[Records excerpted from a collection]
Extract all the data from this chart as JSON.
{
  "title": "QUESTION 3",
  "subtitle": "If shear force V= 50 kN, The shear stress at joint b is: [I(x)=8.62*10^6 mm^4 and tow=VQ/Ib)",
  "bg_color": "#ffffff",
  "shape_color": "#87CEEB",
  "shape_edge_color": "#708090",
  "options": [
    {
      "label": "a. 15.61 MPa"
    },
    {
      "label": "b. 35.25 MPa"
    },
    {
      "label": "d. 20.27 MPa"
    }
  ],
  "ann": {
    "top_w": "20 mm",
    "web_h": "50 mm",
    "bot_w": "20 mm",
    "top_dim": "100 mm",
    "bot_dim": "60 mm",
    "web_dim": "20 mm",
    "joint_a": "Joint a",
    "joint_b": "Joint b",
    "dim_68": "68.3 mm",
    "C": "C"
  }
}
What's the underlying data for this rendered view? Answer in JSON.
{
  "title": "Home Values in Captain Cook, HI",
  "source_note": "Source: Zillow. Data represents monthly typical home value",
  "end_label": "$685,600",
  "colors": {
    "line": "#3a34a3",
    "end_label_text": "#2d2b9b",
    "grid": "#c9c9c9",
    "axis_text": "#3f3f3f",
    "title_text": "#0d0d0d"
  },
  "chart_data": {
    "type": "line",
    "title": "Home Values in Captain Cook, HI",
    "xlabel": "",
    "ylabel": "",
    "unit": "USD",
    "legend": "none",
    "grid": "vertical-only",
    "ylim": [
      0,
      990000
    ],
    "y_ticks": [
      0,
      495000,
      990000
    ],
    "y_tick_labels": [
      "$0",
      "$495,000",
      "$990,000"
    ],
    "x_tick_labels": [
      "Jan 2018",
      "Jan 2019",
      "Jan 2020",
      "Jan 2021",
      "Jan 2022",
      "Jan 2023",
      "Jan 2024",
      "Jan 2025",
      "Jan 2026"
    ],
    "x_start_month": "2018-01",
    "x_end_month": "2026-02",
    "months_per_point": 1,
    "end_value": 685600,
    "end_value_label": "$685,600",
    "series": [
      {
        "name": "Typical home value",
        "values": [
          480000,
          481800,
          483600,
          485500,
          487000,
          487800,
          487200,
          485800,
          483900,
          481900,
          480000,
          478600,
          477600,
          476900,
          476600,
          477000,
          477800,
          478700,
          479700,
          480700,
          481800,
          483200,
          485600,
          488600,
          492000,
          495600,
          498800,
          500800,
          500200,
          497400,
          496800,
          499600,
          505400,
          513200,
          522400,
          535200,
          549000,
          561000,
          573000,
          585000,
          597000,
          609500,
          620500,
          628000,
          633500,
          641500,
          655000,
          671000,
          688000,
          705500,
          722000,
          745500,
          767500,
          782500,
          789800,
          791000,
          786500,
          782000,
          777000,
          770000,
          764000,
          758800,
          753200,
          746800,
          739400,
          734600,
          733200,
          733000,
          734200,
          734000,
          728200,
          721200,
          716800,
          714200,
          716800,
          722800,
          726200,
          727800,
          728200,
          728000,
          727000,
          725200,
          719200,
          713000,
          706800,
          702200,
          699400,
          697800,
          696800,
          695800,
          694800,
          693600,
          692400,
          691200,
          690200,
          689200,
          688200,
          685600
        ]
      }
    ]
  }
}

Request: Each line of the listing should be copied exactly.

Full solution:
Extract all the data from this chart as JSON.
{
  "title": "QUESTION 3",
  "subtitle": "If shear force V= 50 kN, The shear stress at joint b is: [I(x)=8.62*10^6 mm^4 and tow=VQ/Ib)",
  "bg_color": "#ffffff",
  "shape_color": "#87CEEB",
  "shape_edge_color": "#708090",
  "options": [
    {
      "label": "a. 15.61 MPa"
    },
    {
      "label": "b. 35.25 MPa"
    },
    {
      "label": "d. 20.27 MPa"
    }
  ],
  "ann": {
    "top_w": "20 mm",
    "web_h": "50 mm",
    "bot_w": "20 mm",
    "top_dim": "100 mm",
    "bot_dim": "60 mm",
    "web_dim": "20 mm",
    "joint_a": "Joint a",
    "joint_b": "Joint b",
    "dim_68": "68.3 mm",
    "C": "C"
  }
}
What's the underlying data for this rendered view? Answer in JSON.
{
  "title": "Home Values in Captain Cook, HI",
  "source_note": "Source: Zillow. Data represents monthly typical home value",
  "end_label": "$685,600",
  "colors": {
    "line": "#3a34a3",
    "end_label_text": "#2d2b9b",
    "grid": "#c9c9c9",
    "axis_text": "#3f3f3f",
    "title_text": "#0d0d0d"
  },
  "chart_data": {
    "type": "line",
    "title": "Home Values in Captain Cook, HI",
    "xlabel": "",
    "ylabel": "",
    "unit": "USD",
    "legend": "none",
    "grid": "vertical-only",
    "ylim": [
      0,
      990000
    ],
    "y_ticks": [
      0,
      495000,
      990000
    ],
    "y_tick_labels": [
      "$0",
      "$495,000",
      "$990,000"
    ],
    "x_tick_labels": [
      "Jan 2018",
      "Jan 2019",
      "Jan 2020",
      "Jan 2021",
      "Jan 2022",
      "Jan 2023",
      "Jan 2024",
      "Jan 2025",
      "Jan 2026"
    ],
    "x_start_month": "2018-01",
    "x_end_month": "2026-02",
    "months_per_point": 1,
    "end_value": 685600,
    "end_value_label": "$685,600",
    "series": [
      {
        "name": "Typical home value",
        "values": [
          480000,
          481800,
          483600,
          485500,
          487000,
          487800,
          487200,
          485800,
          483900,
          481900,
          480000,
          478600,
          477600,
          476900,
          476600,
          477000,
          477800,
          478700,
          479700,
          480700,
          481800,
          483200,
          485600,
          488600,
          492000,
          495600,
          498800,
          500800,
          500200,
          497400,
          496800,
          499600,
          505400,
          513200,
          522400,
          535200,
          549000,
          561000,
          573000,
          585000,
          597000,
          609500,
          620500,
          628000,
          633500,
          641500,
          655000,
          671000,
          688000,
          705500,
          722000,
          745500,
          767500,
          782500,
          789800,
          791000,
          786500,
          782000,
          777000,
          770000,
          764000,
          758800,
          753200,
          746800,
          739400,
          734600,
          733200,
          733000,
          734200,
          734000,
          728200,
          721200,
          716800,
          714200,
          716800,
          722800,
          726200,
          727800,
          728200,
          728000,
          727000,
          725200,
          719200,
          713000,
          706800,
          702200,
          699400,
          697800,
          696800,
          695800,
          694800,
          693600,
          692400,
          691200,
          690200,
          689200,
          688200,
          685600
        ]
      }
    ]
  }
}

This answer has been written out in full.